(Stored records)
□ □ □ □

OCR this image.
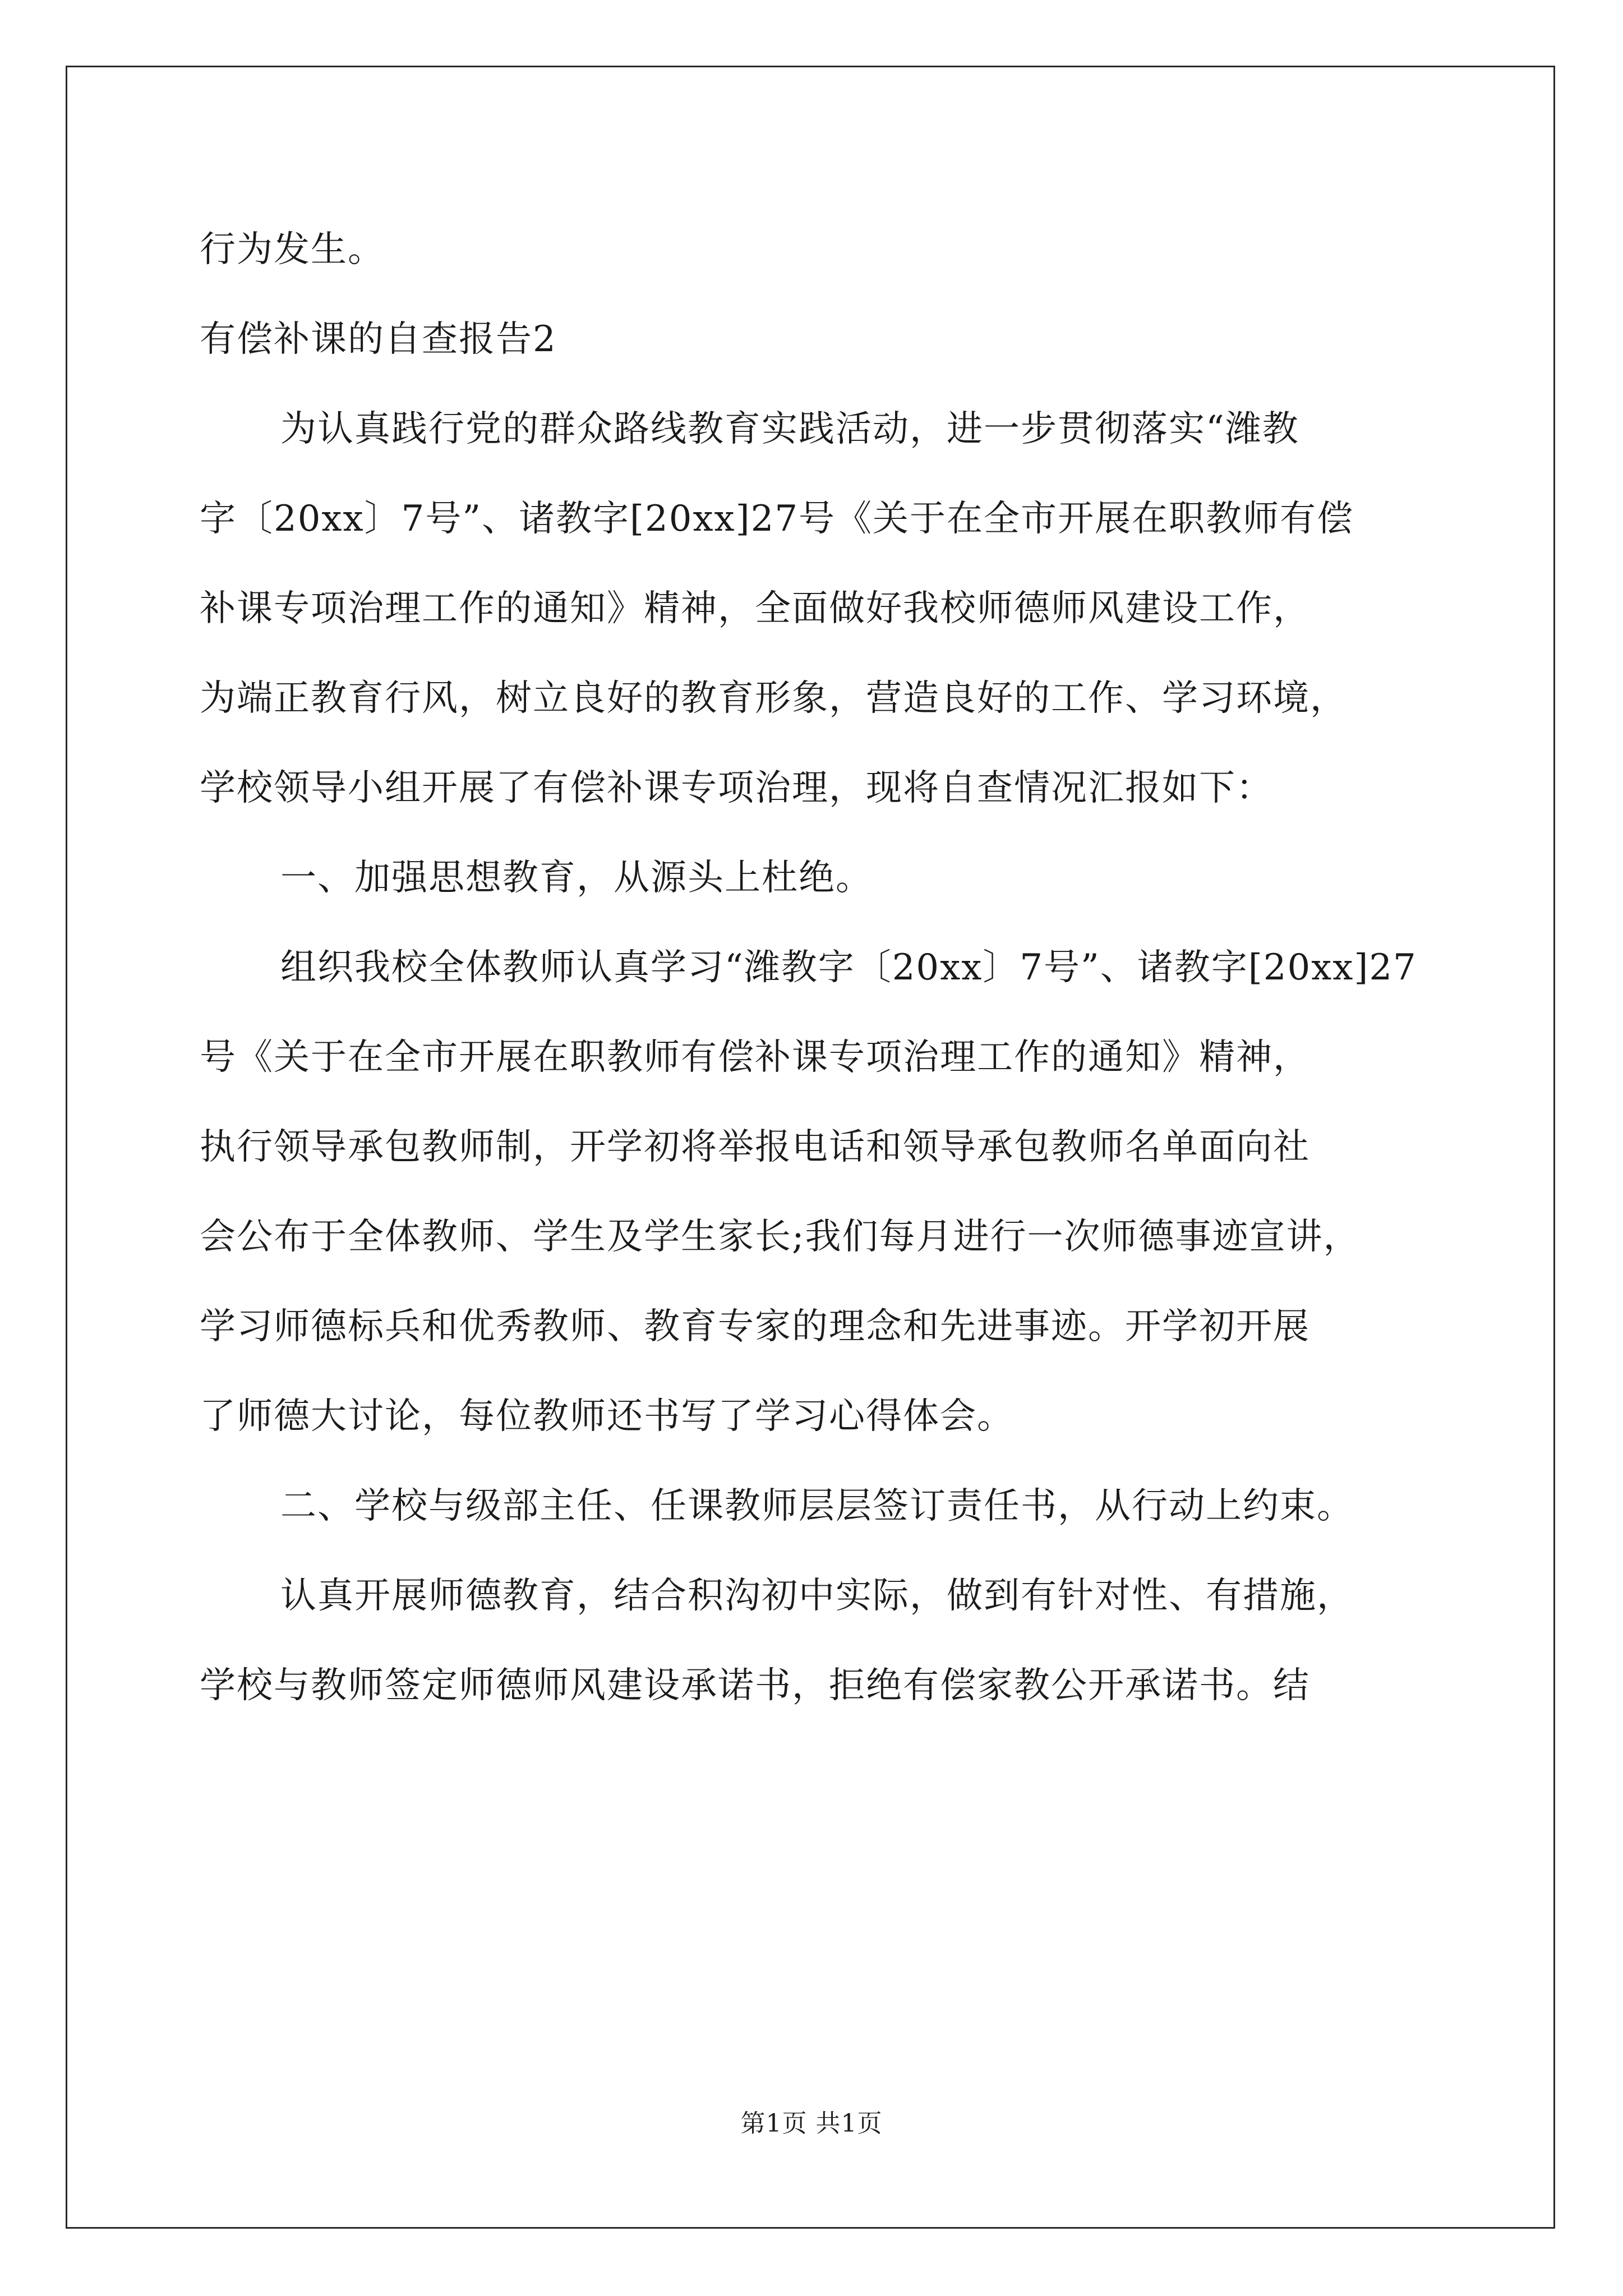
行为发生。
有偿补课的自查报告2
为认真践行党的群众路线教育实践活动，进一步贯彻落实“潍教
字〔20xx〕7号”、诸教字[20xx]27号《关于在全市开展在职教师有偿
补课专项治理工作的通知》精神，全面做好我校师德师风建设工作，
为端正教育行风，树立良好的教育形象，营造良好的工作、学习环境，
学校领导小组开展了有偿补课专项治理，现将自查情况汇报如下：
一、加强思想教育，从源头上杜绝。
组织我校全体教师认真学习“潍教字〔20xx〕7号”、诸教字[20xx]27
号《关于在全市开展在职教师有偿补课专项治理工作的通知》精神，
执行领导承包教师制，开学初将举报电话和领导承包教师名单面向社
会公布于全体教师、学生及学生家长;我们每月进行一次师德事迹宣讲，
学习师德标兵和优秀教师、教育专家的理念和先进事迹。开学初开展
了师德大讨论，每位教师还书写了学习心得体会。
二、学校与级部主任、任课教师层层签订责任书，从行动上约束。
认真开展师德教育，结合积沟初中实际，做到有针对性、有措施，
学校与教师签定师德师风建设承诺书，拒绝有偿家教公开承诺书。结
第1页 共1页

□ □ □ □

» **Written request**
Pictures in the data above should not be copied; transcribe everything else exactly.

» **Right answer**
OCR this image.
行为发生。
有偿补课的自查报告2
为认真践行党的群众路线教育实践活动，进一步贯彻落实“潍教
字〔20xx〕7号”、诸教字[20xx]27号《关于在全市开展在职教师有偿
补课专项治理工作的通知》精神，全面做好我校师德师风建设工作，
为端正教育行风，树立良好的教育形象，营造良好的工作、学习环境，
学校领导小组开展了有偿补课专项治理，现将自查情况汇报如下：
一、加强思想教育，从源头上杜绝。
组织我校全体教师认真学习“潍教字〔20xx〕7号”、诸教字[20xx]27
号《关于在全市开展在职教师有偿补课专项治理工作的通知》精神，
执行领导承包教师制，开学初将举报电话和领导承包教师名单面向社
会公布于全体教师、学生及学生家长;我们每月进行一次师德事迹宣讲，
学习师德标兵和优秀教师、教育专家的理念和先进事迹。开学初开展
了师德大讨论，每位教师还书写了学习心得体会。
二、学校与级部主任、任课教师层层签订责任书，从行动上约束。
认真开展师德教育，结合积沟初中实际，做到有针对性、有措施，
学校与教师签定师德师风建设承诺书，拒绝有偿家教公开承诺书。结
第1页 共1页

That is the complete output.